## [Task goal]
Examine the material below and count the lines that hold the word "field". Report only the number.

-- Begin --

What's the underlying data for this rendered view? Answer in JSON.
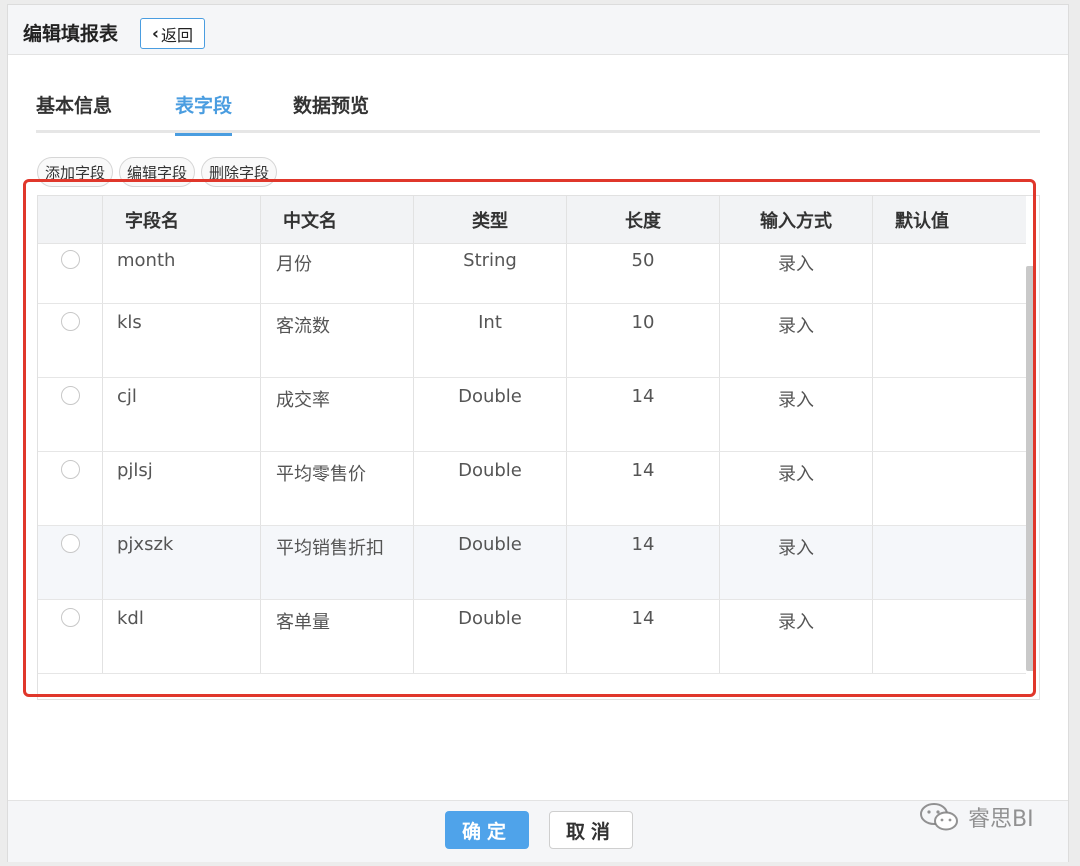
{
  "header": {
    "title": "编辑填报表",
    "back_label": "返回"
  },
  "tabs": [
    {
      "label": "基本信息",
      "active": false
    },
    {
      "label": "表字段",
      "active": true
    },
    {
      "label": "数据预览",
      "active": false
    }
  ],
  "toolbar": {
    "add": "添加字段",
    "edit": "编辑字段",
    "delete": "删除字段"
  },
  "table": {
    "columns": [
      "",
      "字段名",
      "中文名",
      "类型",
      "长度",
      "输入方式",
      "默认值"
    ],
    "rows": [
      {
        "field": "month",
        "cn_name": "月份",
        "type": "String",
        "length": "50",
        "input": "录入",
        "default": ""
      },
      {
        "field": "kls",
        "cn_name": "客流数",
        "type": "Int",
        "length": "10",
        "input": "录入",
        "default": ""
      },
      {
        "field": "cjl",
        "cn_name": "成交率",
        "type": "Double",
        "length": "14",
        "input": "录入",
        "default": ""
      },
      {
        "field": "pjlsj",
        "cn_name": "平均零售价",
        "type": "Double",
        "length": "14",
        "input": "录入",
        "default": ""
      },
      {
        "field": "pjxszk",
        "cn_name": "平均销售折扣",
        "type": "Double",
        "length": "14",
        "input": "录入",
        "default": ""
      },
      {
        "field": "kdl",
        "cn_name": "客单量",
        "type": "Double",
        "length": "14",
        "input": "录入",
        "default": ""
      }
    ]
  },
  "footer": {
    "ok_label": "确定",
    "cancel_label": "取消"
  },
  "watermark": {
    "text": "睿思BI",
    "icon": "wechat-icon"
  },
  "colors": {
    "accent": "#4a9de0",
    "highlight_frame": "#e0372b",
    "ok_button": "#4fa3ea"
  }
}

-- End --
-- Begin --

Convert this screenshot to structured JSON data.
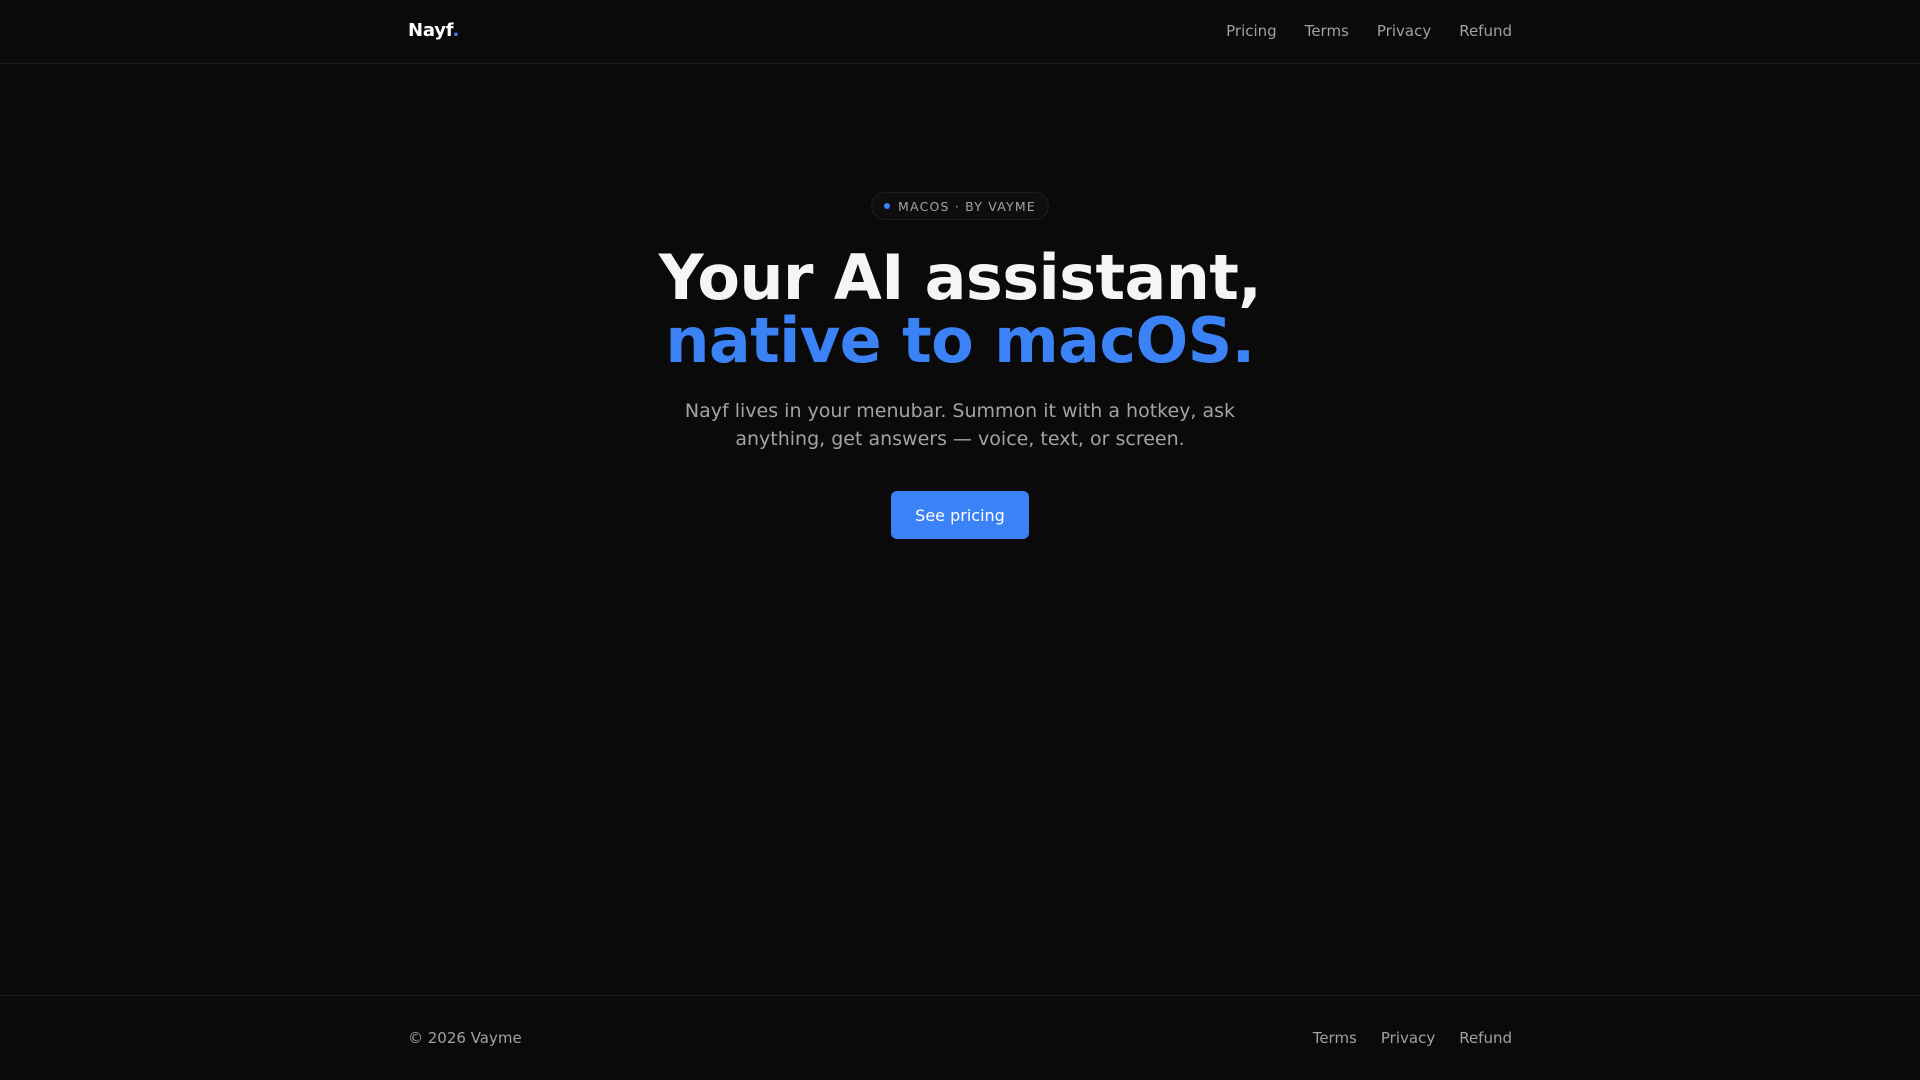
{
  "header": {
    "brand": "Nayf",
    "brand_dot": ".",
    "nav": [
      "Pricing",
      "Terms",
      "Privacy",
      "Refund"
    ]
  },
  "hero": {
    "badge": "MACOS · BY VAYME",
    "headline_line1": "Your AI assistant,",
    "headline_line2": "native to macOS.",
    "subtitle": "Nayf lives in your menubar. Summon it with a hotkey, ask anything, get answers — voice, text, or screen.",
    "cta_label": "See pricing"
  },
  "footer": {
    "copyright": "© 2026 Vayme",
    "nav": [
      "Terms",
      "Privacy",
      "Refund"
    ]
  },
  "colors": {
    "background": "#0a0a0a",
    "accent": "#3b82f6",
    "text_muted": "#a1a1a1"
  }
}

-- End --

## [The answer]
6